DOCUMENT SECTION:
It is true that the EIC gradually transformed from a trading concern into a political-administrative body. As the time went by, increasing checks were instituted by the British parliament to regulate the Company’s finances, reduce corruption as well as manage the foreign policy. It was done in order to ensure that the Company doesn’t emerge as an autocratic power, and India remains open for all the British in London. It started with the Regulating Act of 1773 in the wake of the financial debacle post-1770s famine.
It went a step further in the Pitt’s India 1783, when a Board of Control was formed and dual control over company affairs with parliamentary supervision was created. Later, by the Charter of 1833, the trade monopoly was abolished, diminished its commercial role and the Company was converted into administrative authority which had to work to the tune of London.
However, despite the attempts to increase the oversight, in practice, the Company was never a mere shadow. It reserved unlimited administrative authority in India. Due to the lack of quick communication between London and Calcutta, Indian administrators always had some leeway in decision-making. London couldn’t make a proper supervision and thus, the Governor-General was a man-on-the-spot with arbitrary power. Post 1833, Governors-General from Auckland to Ellenborough and above all Lord Dalhousie carried unrestricted annexationism in their will.
Thus, even though the Company was gradually hollowed out from 1773 till 1858 when it was finally abolished, it remained to be a powerful body. Its primary function however evolved over time, first as commercial and later as administrative.
Industrial Era: Administrative Reforms
The robber-ruler synthesis eventually gave way to what would become classical colonialism, with the recognition of the need for law and order and a modicum of reasonable governance. – Amartya Sen
Major overhauling of administrative structure
| Factors | Features |
|---|---|
| Material Compulsion: Need of Industrial Capitalism of London | Better law and order |
| Ideological Factor: Liberalism and Utilitarianism advocating administrative reforms to pull out of backwardness and stagnation. | Judicial and legal reforms |
| New land revenue settlements | |
| Reforms in civil service, police, and army |
Law and Order
Improvement in the law-and-order condition was essential if India had to develop as a market for the British manufactured goods. That’s why during this phase, several Governor Generals took steps for improvement in the law-and-order situation.

[Dataset entries]
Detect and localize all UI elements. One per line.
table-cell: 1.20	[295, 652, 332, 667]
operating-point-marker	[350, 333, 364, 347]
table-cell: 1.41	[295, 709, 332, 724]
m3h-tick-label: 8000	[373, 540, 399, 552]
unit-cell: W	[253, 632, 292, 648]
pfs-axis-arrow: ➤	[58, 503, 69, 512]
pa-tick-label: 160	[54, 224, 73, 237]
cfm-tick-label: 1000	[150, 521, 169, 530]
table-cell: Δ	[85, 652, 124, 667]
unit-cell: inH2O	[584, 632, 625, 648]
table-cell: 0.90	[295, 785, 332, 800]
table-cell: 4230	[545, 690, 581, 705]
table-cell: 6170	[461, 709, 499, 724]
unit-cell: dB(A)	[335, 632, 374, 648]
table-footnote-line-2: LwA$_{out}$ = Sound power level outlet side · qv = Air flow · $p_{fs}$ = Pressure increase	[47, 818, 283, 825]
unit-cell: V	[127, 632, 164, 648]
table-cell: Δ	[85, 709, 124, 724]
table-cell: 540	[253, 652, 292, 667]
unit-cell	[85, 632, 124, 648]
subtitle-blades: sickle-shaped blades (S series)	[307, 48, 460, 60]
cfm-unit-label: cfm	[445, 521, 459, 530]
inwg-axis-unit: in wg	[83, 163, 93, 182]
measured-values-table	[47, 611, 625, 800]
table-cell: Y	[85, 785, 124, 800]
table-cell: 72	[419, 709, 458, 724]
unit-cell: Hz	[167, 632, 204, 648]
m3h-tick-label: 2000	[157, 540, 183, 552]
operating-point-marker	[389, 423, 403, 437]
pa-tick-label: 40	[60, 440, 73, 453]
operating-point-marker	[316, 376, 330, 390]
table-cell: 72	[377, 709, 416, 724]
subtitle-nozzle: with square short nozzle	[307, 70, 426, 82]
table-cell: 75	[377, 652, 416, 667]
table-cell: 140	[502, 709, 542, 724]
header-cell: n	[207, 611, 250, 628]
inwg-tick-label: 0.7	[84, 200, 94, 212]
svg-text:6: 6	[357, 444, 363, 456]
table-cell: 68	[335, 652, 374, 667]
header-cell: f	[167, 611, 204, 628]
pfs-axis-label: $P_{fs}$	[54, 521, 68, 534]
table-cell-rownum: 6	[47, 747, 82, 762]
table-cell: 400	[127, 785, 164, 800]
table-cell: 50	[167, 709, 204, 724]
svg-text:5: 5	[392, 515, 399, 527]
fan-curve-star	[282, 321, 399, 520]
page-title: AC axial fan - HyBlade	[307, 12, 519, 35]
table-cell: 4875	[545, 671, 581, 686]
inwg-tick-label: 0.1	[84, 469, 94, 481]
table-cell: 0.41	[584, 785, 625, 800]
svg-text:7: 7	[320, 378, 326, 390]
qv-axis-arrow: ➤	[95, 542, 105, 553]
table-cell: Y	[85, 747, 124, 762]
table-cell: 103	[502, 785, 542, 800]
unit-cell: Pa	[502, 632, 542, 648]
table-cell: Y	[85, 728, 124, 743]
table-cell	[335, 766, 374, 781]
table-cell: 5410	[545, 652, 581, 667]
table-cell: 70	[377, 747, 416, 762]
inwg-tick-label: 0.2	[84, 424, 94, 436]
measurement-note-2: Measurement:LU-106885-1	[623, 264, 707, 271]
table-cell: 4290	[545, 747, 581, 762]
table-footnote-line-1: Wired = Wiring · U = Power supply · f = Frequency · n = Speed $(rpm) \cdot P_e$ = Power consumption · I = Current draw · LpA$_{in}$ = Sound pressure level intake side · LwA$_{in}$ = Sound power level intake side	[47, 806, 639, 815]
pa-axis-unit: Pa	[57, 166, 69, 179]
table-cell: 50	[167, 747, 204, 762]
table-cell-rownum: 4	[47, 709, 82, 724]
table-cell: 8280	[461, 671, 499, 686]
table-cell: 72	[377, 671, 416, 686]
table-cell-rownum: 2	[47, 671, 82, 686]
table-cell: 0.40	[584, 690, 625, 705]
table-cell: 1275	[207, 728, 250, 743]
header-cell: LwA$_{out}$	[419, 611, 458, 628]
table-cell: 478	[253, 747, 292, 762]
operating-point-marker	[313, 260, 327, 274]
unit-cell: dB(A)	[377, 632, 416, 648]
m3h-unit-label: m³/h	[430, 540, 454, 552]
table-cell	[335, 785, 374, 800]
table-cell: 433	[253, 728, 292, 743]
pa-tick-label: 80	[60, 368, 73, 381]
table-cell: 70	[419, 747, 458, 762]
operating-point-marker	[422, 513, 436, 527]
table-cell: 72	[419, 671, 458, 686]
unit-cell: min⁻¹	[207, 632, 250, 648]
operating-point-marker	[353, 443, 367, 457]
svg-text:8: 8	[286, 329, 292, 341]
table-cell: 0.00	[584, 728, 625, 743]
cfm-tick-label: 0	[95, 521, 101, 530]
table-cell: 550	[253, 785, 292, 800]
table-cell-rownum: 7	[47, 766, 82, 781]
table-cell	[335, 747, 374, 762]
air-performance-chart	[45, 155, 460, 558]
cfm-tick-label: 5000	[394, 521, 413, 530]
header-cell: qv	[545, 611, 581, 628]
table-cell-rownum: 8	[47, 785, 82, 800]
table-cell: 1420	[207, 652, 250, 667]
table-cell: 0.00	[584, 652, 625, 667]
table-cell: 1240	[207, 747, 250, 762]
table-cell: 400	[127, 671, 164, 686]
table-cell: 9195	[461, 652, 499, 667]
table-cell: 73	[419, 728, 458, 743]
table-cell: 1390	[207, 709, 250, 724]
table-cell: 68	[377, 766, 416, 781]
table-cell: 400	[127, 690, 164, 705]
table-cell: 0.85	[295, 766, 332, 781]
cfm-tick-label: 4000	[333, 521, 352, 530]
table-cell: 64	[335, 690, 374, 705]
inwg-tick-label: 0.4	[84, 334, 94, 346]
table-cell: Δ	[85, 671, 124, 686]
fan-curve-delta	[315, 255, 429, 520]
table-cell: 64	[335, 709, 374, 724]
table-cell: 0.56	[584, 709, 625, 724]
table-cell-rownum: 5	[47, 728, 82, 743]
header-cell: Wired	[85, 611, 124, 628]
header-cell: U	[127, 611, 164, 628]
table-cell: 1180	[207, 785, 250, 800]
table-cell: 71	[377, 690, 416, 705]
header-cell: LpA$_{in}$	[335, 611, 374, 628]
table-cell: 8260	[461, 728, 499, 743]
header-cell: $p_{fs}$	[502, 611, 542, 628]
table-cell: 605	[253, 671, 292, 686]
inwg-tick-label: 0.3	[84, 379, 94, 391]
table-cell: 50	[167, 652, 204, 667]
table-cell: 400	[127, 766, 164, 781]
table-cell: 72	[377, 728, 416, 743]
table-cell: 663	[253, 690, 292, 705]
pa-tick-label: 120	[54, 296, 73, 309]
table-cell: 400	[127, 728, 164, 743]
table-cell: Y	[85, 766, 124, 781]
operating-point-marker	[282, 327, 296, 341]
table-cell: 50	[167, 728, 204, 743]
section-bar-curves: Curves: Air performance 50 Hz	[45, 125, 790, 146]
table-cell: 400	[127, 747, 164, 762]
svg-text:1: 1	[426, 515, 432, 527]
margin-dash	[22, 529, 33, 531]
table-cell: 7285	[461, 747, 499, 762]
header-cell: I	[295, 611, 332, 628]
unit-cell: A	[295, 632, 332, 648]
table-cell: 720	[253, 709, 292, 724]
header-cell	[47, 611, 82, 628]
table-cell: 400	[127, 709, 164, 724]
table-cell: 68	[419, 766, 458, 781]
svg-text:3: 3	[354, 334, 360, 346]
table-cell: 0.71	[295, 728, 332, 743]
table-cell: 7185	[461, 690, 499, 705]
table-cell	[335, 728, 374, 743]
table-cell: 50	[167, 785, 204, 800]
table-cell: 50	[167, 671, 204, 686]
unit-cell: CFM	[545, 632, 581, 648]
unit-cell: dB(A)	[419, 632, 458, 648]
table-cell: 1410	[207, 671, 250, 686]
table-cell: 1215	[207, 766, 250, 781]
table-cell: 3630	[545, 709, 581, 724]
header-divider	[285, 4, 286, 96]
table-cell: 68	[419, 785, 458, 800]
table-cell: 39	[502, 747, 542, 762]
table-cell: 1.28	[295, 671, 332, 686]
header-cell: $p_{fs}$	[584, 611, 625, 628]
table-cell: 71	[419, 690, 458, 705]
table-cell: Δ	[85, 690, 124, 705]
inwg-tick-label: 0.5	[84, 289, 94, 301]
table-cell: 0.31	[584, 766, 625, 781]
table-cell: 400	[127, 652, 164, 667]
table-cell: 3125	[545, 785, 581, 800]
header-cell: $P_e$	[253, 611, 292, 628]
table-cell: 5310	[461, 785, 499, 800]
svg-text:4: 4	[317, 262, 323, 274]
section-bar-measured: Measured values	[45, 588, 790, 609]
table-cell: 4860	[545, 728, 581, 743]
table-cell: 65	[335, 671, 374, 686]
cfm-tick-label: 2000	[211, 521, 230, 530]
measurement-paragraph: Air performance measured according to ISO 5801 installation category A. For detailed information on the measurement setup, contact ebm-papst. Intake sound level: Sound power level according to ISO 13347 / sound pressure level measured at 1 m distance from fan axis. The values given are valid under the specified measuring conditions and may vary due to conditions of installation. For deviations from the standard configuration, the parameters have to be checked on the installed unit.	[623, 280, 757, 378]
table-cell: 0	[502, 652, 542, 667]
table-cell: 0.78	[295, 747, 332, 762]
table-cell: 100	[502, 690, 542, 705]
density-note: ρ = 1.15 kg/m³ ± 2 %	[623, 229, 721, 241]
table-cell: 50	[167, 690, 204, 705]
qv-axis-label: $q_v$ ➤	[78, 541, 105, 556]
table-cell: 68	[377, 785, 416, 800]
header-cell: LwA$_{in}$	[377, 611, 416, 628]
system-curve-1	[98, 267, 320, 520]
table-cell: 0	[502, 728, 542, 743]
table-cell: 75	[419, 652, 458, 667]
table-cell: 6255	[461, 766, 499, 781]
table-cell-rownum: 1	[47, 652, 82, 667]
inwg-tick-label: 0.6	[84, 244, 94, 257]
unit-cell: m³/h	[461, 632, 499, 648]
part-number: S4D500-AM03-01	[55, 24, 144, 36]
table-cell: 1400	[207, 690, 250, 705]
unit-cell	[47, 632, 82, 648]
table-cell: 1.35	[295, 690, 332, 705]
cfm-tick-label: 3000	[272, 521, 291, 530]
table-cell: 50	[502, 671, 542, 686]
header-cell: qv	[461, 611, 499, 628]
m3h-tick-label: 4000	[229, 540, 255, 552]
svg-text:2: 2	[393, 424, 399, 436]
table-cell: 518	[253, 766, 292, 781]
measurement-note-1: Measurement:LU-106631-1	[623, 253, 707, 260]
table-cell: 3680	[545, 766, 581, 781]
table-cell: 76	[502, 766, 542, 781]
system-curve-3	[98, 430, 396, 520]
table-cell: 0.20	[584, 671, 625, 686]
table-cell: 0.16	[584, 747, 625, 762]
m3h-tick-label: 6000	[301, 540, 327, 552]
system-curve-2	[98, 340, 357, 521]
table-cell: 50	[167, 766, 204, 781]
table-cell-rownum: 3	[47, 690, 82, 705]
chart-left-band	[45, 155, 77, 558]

EXERCISES:
(a) Answer these questions about the passage on the East India Company:
(i) Which act began the British parliament's checks on the Company, and what did it come in the wake of?
(ii) What body was formed in 1783 under Pitt's India Act?
(iii) According to the "Law and Order" section, why was better law and order essential in India?
(b) Carry on the passage about the East India Company's administrative reforms from the point where it stops.

ACTIVITY ANSWERS:
(a)
(i) The Regulating Act of 1773, which came in the wake of the financial debacle after the 1770s famine.
(ii) A Board of Control.
(iii) It was essential if India was to develop as a market for British manufactured goods.

(b)
Suppression of Pindaris and Pathans by Lord Hastings
- • Pindaris plunderers created law and order problems in parts of India after the decline of Marathas.
- ◦ GG Hastings dispatched a big army under the command of General Thomas Hislop to suppress Pindaris.
- ◦ Most important Pindari leaders like Heeru, Buran and Wasir Md. Chitu were killed. Karim Khan surrendered before the army.
- • Pathans were also a threat to law and order. Hasting started a military offence against the Pathans. Pathan leader Aamir Khan surrendered and promised to lead a peaceful life. He was afforded Jagir of Gauspur.
Suppression of Thugee by Lord Bentinck
- • Thugs were the criminals, who were mainly linked with road robbery, ritualized murder and mutilation on highways. Poverty and unemployment created by British rule that gave a new fodder to this profession.
- • Bentinck decided to suppress Thugee.
- ◦ He created a Thuggee and Dacoity Department 1830.
- ◦ Colonel William Sleeman headed it from 1835-39 to eliminate the problem.
- ◦ Many thugs were hanged or imprisoned, and the thuggee menace was largely eradicated by the mid-19th century.
Judicial Reforms
During this period, the judicial reforms were being implemented under the influence of utilitarian ideas. Utilitarian ideas were deeply associated with the rise of industrial capitalism in Britain.
Jeremy Bentham was a critic of the Indian Judicial system, and he underlined following weaknesses in it.
- • The absence of Habeas Corpus
- • Lack of codification and uniformity in legal system
- • Some Indian laws were cruel and inhuman.
He aggressively advocated the codification of all the common law into a coherent set of statutes. Therefore, under Benthamite influence, following steps were undertaken to establish a centralized and modernized legal system:
Codification of Laws
- ◦ The Charter Act of 1833 provided for a law member in the Governor General’s council. Lord Macaulay was appointed as the first law member to start codification and a Law Commission was established.
- ■ He drafted rational, unified legal codes for British India, finishing the job in two years of intensive work.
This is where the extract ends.